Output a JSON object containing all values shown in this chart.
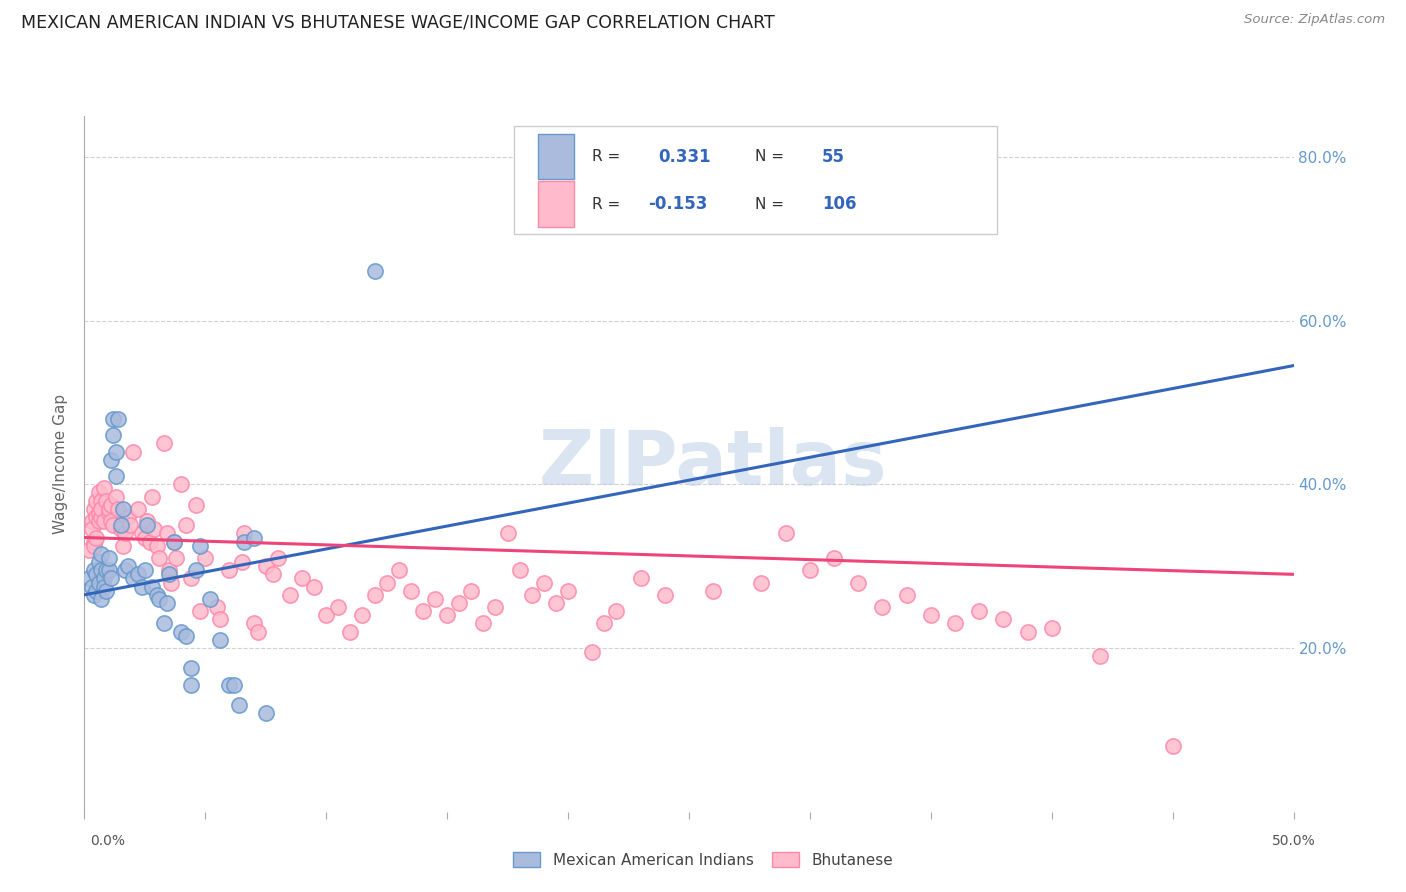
{
  "title": "MEXICAN AMERICAN INDIAN VS BHUTANESE WAGE/INCOME GAP CORRELATION CHART",
  "source": "Source: ZipAtlas.com",
  "ylabel": "Wage/Income Gap",
  "watermark": "ZIPatlas",
  "xlim": [
    0.0,
    0.5
  ],
  "ylim": [
    0.0,
    0.85
  ],
  "right_ytick_vals": [
    0.2,
    0.4,
    0.6,
    0.8
  ],
  "right_ytick_labels": [
    "20.0%",
    "40.0%",
    "60.0%",
    "80.0%"
  ],
  "blue_color": "#aabbdd",
  "blue_edge_color": "#6699cc",
  "pink_color": "#ffbbcc",
  "pink_edge_color": "#ff88aa",
  "blue_line_color": "#3366bb",
  "pink_line_color": "#ee4477",
  "blue_scatter": [
    [
      0.002,
      0.285
    ],
    [
      0.003,
      0.275
    ],
    [
      0.004,
      0.265
    ],
    [
      0.004,
      0.295
    ],
    [
      0.005,
      0.27
    ],
    [
      0.005,
      0.29
    ],
    [
      0.006,
      0.28
    ],
    [
      0.006,
      0.305
    ],
    [
      0.007,
      0.26
    ],
    [
      0.007,
      0.315
    ],
    [
      0.007,
      0.295
    ],
    [
      0.008,
      0.285
    ],
    [
      0.008,
      0.275
    ],
    [
      0.009,
      0.295
    ],
    [
      0.009,
      0.27
    ],
    [
      0.01,
      0.295
    ],
    [
      0.01,
      0.31
    ],
    [
      0.011,
      0.285
    ],
    [
      0.011,
      0.43
    ],
    [
      0.012,
      0.46
    ],
    [
      0.012,
      0.48
    ],
    [
      0.013,
      0.44
    ],
    [
      0.013,
      0.41
    ],
    [
      0.014,
      0.48
    ],
    [
      0.015,
      0.35
    ],
    [
      0.016,
      0.37
    ],
    [
      0.017,
      0.295
    ],
    [
      0.018,
      0.3
    ],
    [
      0.02,
      0.285
    ],
    [
      0.022,
      0.29
    ],
    [
      0.024,
      0.275
    ],
    [
      0.025,
      0.295
    ],
    [
      0.026,
      0.35
    ],
    [
      0.028,
      0.275
    ],
    [
      0.03,
      0.265
    ],
    [
      0.031,
      0.26
    ],
    [
      0.033,
      0.23
    ],
    [
      0.034,
      0.255
    ],
    [
      0.035,
      0.29
    ],
    [
      0.037,
      0.33
    ],
    [
      0.04,
      0.22
    ],
    [
      0.042,
      0.215
    ],
    [
      0.044,
      0.155
    ],
    [
      0.044,
      0.175
    ],
    [
      0.046,
      0.295
    ],
    [
      0.048,
      0.325
    ],
    [
      0.052,
      0.26
    ],
    [
      0.056,
      0.21
    ],
    [
      0.06,
      0.155
    ],
    [
      0.062,
      0.155
    ],
    [
      0.064,
      0.13
    ],
    [
      0.066,
      0.33
    ],
    [
      0.07,
      0.335
    ],
    [
      0.075,
      0.12
    ],
    [
      0.12,
      0.66
    ]
  ],
  "pink_scatter": [
    [
      0.002,
      0.32
    ],
    [
      0.003,
      0.355
    ],
    [
      0.003,
      0.345
    ],
    [
      0.004,
      0.33
    ],
    [
      0.004,
      0.325
    ],
    [
      0.004,
      0.37
    ],
    [
      0.005,
      0.335
    ],
    [
      0.005,
      0.36
    ],
    [
      0.005,
      0.38
    ],
    [
      0.006,
      0.365
    ],
    [
      0.006,
      0.355
    ],
    [
      0.006,
      0.39
    ],
    [
      0.007,
      0.36
    ],
    [
      0.007,
      0.38
    ],
    [
      0.007,
      0.37
    ],
    [
      0.008,
      0.355
    ],
    [
      0.008,
      0.395
    ],
    [
      0.009,
      0.38
    ],
    [
      0.01,
      0.365
    ],
    [
      0.01,
      0.37
    ],
    [
      0.011,
      0.375
    ],
    [
      0.011,
      0.355
    ],
    [
      0.012,
      0.35
    ],
    [
      0.013,
      0.385
    ],
    [
      0.014,
      0.37
    ],
    [
      0.015,
      0.345
    ],
    [
      0.016,
      0.325
    ],
    [
      0.017,
      0.34
    ],
    [
      0.018,
      0.36
    ],
    [
      0.019,
      0.35
    ],
    [
      0.02,
      0.44
    ],
    [
      0.022,
      0.37
    ],
    [
      0.024,
      0.34
    ],
    [
      0.025,
      0.335
    ],
    [
      0.026,
      0.355
    ],
    [
      0.027,
      0.33
    ],
    [
      0.028,
      0.385
    ],
    [
      0.029,
      0.345
    ],
    [
      0.03,
      0.325
    ],
    [
      0.031,
      0.31
    ],
    [
      0.033,
      0.45
    ],
    [
      0.034,
      0.34
    ],
    [
      0.035,
      0.295
    ],
    [
      0.036,
      0.28
    ],
    [
      0.037,
      0.33
    ],
    [
      0.038,
      0.31
    ],
    [
      0.04,
      0.4
    ],
    [
      0.042,
      0.35
    ],
    [
      0.044,
      0.285
    ],
    [
      0.046,
      0.375
    ],
    [
      0.048,
      0.245
    ],
    [
      0.05,
      0.31
    ],
    [
      0.055,
      0.25
    ],
    [
      0.056,
      0.235
    ],
    [
      0.06,
      0.295
    ],
    [
      0.065,
      0.305
    ],
    [
      0.066,
      0.34
    ],
    [
      0.07,
      0.23
    ],
    [
      0.072,
      0.22
    ],
    [
      0.075,
      0.3
    ],
    [
      0.078,
      0.29
    ],
    [
      0.08,
      0.31
    ],
    [
      0.085,
      0.265
    ],
    [
      0.09,
      0.285
    ],
    [
      0.095,
      0.275
    ],
    [
      0.1,
      0.24
    ],
    [
      0.105,
      0.25
    ],
    [
      0.11,
      0.22
    ],
    [
      0.115,
      0.24
    ],
    [
      0.12,
      0.265
    ],
    [
      0.125,
      0.28
    ],
    [
      0.13,
      0.295
    ],
    [
      0.135,
      0.27
    ],
    [
      0.14,
      0.245
    ],
    [
      0.145,
      0.26
    ],
    [
      0.15,
      0.24
    ],
    [
      0.155,
      0.255
    ],
    [
      0.16,
      0.27
    ],
    [
      0.165,
      0.23
    ],
    [
      0.17,
      0.25
    ],
    [
      0.175,
      0.34
    ],
    [
      0.18,
      0.295
    ],
    [
      0.185,
      0.265
    ],
    [
      0.19,
      0.28
    ],
    [
      0.195,
      0.255
    ],
    [
      0.2,
      0.27
    ],
    [
      0.21,
      0.195
    ],
    [
      0.215,
      0.23
    ],
    [
      0.22,
      0.245
    ],
    [
      0.23,
      0.285
    ],
    [
      0.24,
      0.265
    ],
    [
      0.26,
      0.27
    ],
    [
      0.28,
      0.28
    ],
    [
      0.29,
      0.34
    ],
    [
      0.3,
      0.295
    ],
    [
      0.31,
      0.31
    ],
    [
      0.32,
      0.28
    ],
    [
      0.33,
      0.25
    ],
    [
      0.34,
      0.265
    ],
    [
      0.35,
      0.24
    ],
    [
      0.36,
      0.23
    ],
    [
      0.37,
      0.245
    ],
    [
      0.38,
      0.235
    ],
    [
      0.39,
      0.22
    ],
    [
      0.4,
      0.225
    ],
    [
      0.42,
      0.19
    ],
    [
      0.45,
      0.08
    ]
  ],
  "blue_line": {
    "x0": 0.0,
    "y0": 0.265,
    "x1": 0.5,
    "y1": 0.545
  },
  "pink_line": {
    "x0": 0.0,
    "y0": 0.335,
    "x1": 0.5,
    "y1": 0.29
  },
  "legend_labels": [
    "Mexican American Indians",
    "Bhutanese"
  ],
  "background_color": "#ffffff",
  "grid_color": "#cccccc"
}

#### [TASK]
Without the pictures, retype the whole of the material above exactly.

#### [ANSWER TO THIS TASK]
Output a JSON object containing all values shown in this chart.
{
  "title": "MEXICAN AMERICAN INDIAN VS BHUTANESE WAGE/INCOME GAP CORRELATION CHART",
  "source": "Source: ZipAtlas.com",
  "ylabel": "Wage/Income Gap",
  "watermark": "ZIPatlas",
  "xlim": [
    0.0,
    0.5
  ],
  "ylim": [
    0.0,
    0.85
  ],
  "right_ytick_vals": [
    0.2,
    0.4,
    0.6,
    0.8
  ],
  "right_ytick_labels": [
    "20.0%",
    "40.0%",
    "60.0%",
    "80.0%"
  ],
  "blue_color": "#aabbdd",
  "blue_edge_color": "#6699cc",
  "pink_color": "#ffbbcc",
  "pink_edge_color": "#ff88aa",
  "blue_line_color": "#3366bb",
  "pink_line_color": "#ee4477",
  "blue_scatter": [
    [
      0.002,
      0.285
    ],
    [
      0.003,
      0.275
    ],
    [
      0.004,
      0.265
    ],
    [
      0.004,
      0.295
    ],
    [
      0.005,
      0.27
    ],
    [
      0.005,
      0.29
    ],
    [
      0.006,
      0.28
    ],
    [
      0.006,
      0.305
    ],
    [
      0.007,
      0.26
    ],
    [
      0.007,
      0.315
    ],
    [
      0.007,
      0.295
    ],
    [
      0.008,
      0.285
    ],
    [
      0.008,
      0.275
    ],
    [
      0.009,
      0.295
    ],
    [
      0.009,
      0.27
    ],
    [
      0.01,
      0.295
    ],
    [
      0.01,
      0.31
    ],
    [
      0.011,
      0.285
    ],
    [
      0.011,
      0.43
    ],
    [
      0.012,
      0.46
    ],
    [
      0.012,
      0.48
    ],
    [
      0.013,
      0.44
    ],
    [
      0.013,
      0.41
    ],
    [
      0.014,
      0.48
    ],
    [
      0.015,
      0.35
    ],
    [
      0.016,
      0.37
    ],
    [
      0.017,
      0.295
    ],
    [
      0.018,
      0.3
    ],
    [
      0.02,
      0.285
    ],
    [
      0.022,
      0.29
    ],
    [
      0.024,
      0.275
    ],
    [
      0.025,
      0.295
    ],
    [
      0.026,
      0.35
    ],
    [
      0.028,
      0.275
    ],
    [
      0.03,
      0.265
    ],
    [
      0.031,
      0.26
    ],
    [
      0.033,
      0.23
    ],
    [
      0.034,
      0.255
    ],
    [
      0.035,
      0.29
    ],
    [
      0.037,
      0.33
    ],
    [
      0.04,
      0.22
    ],
    [
      0.042,
      0.215
    ],
    [
      0.044,
      0.155
    ],
    [
      0.044,
      0.175
    ],
    [
      0.046,
      0.295
    ],
    [
      0.048,
      0.325
    ],
    [
      0.052,
      0.26
    ],
    [
      0.056,
      0.21
    ],
    [
      0.06,
      0.155
    ],
    [
      0.062,
      0.155
    ],
    [
      0.064,
      0.13
    ],
    [
      0.066,
      0.33
    ],
    [
      0.07,
      0.335
    ],
    [
      0.075,
      0.12
    ],
    [
      0.12,
      0.66
    ]
  ],
  "pink_scatter": [
    [
      0.002,
      0.32
    ],
    [
      0.003,
      0.355
    ],
    [
      0.003,
      0.345
    ],
    [
      0.004,
      0.33
    ],
    [
      0.004,
      0.325
    ],
    [
      0.004,
      0.37
    ],
    [
      0.005,
      0.335
    ],
    [
      0.005,
      0.36
    ],
    [
      0.005,
      0.38
    ],
    [
      0.006,
      0.365
    ],
    [
      0.006,
      0.355
    ],
    [
      0.006,
      0.39
    ],
    [
      0.007,
      0.36
    ],
    [
      0.007,
      0.38
    ],
    [
      0.007,
      0.37
    ],
    [
      0.008,
      0.355
    ],
    [
      0.008,
      0.395
    ],
    [
      0.009,
      0.38
    ],
    [
      0.01,
      0.365
    ],
    [
      0.01,
      0.37
    ],
    [
      0.011,
      0.375
    ],
    [
      0.011,
      0.355
    ],
    [
      0.012,
      0.35
    ],
    [
      0.013,
      0.385
    ],
    [
      0.014,
      0.37
    ],
    [
      0.015,
      0.345
    ],
    [
      0.016,
      0.325
    ],
    [
      0.017,
      0.34
    ],
    [
      0.018,
      0.36
    ],
    [
      0.019,
      0.35
    ],
    [
      0.02,
      0.44
    ],
    [
      0.022,
      0.37
    ],
    [
      0.024,
      0.34
    ],
    [
      0.025,
      0.335
    ],
    [
      0.026,
      0.355
    ],
    [
      0.027,
      0.33
    ],
    [
      0.028,
      0.385
    ],
    [
      0.029,
      0.345
    ],
    [
      0.03,
      0.325
    ],
    [
      0.031,
      0.31
    ],
    [
      0.033,
      0.45
    ],
    [
      0.034,
      0.34
    ],
    [
      0.035,
      0.295
    ],
    [
      0.036,
      0.28
    ],
    [
      0.037,
      0.33
    ],
    [
      0.038,
      0.31
    ],
    [
      0.04,
      0.4
    ],
    [
      0.042,
      0.35
    ],
    [
      0.044,
      0.285
    ],
    [
      0.046,
      0.375
    ],
    [
      0.048,
      0.245
    ],
    [
      0.05,
      0.31
    ],
    [
      0.055,
      0.25
    ],
    [
      0.056,
      0.235
    ],
    [
      0.06,
      0.295
    ],
    [
      0.065,
      0.305
    ],
    [
      0.066,
      0.34
    ],
    [
      0.07,
      0.23
    ],
    [
      0.072,
      0.22
    ],
    [
      0.075,
      0.3
    ],
    [
      0.078,
      0.29
    ],
    [
      0.08,
      0.31
    ],
    [
      0.085,
      0.265
    ],
    [
      0.09,
      0.285
    ],
    [
      0.095,
      0.275
    ],
    [
      0.1,
      0.24
    ],
    [
      0.105,
      0.25
    ],
    [
      0.11,
      0.22
    ],
    [
      0.115,
      0.24
    ],
    [
      0.12,
      0.265
    ],
    [
      0.125,
      0.28
    ],
    [
      0.13,
      0.295
    ],
    [
      0.135,
      0.27
    ],
    [
      0.14,
      0.245
    ],
    [
      0.145,
      0.26
    ],
    [
      0.15,
      0.24
    ],
    [
      0.155,
      0.255
    ],
    [
      0.16,
      0.27
    ],
    [
      0.165,
      0.23
    ],
    [
      0.17,
      0.25
    ],
    [
      0.175,
      0.34
    ],
    [
      0.18,
      0.295
    ],
    [
      0.185,
      0.265
    ],
    [
      0.19,
      0.28
    ],
    [
      0.195,
      0.255
    ],
    [
      0.2,
      0.27
    ],
    [
      0.21,
      0.195
    ],
    [
      0.215,
      0.23
    ],
    [
      0.22,
      0.245
    ],
    [
      0.23,
      0.285
    ],
    [
      0.24,
      0.265
    ],
    [
      0.26,
      0.27
    ],
    [
      0.28,
      0.28
    ],
    [
      0.29,
      0.34
    ],
    [
      0.3,
      0.295
    ],
    [
      0.31,
      0.31
    ],
    [
      0.32,
      0.28
    ],
    [
      0.33,
      0.25
    ],
    [
      0.34,
      0.265
    ],
    [
      0.35,
      0.24
    ],
    [
      0.36,
      0.23
    ],
    [
      0.37,
      0.245
    ],
    [
      0.38,
      0.235
    ],
    [
      0.39,
      0.22
    ],
    [
      0.4,
      0.225
    ],
    [
      0.42,
      0.19
    ],
    [
      0.45,
      0.08
    ]
  ],
  "blue_line": {
    "x0": 0.0,
    "y0": 0.265,
    "x1": 0.5,
    "y1": 0.545
  },
  "pink_line": {
    "x0": 0.0,
    "y0": 0.335,
    "x1": 0.5,
    "y1": 0.29
  },
  "legend_labels": [
    "Mexican American Indians",
    "Bhutanese"
  ],
  "background_color": "#ffffff",
  "grid_color": "#cccccc"
}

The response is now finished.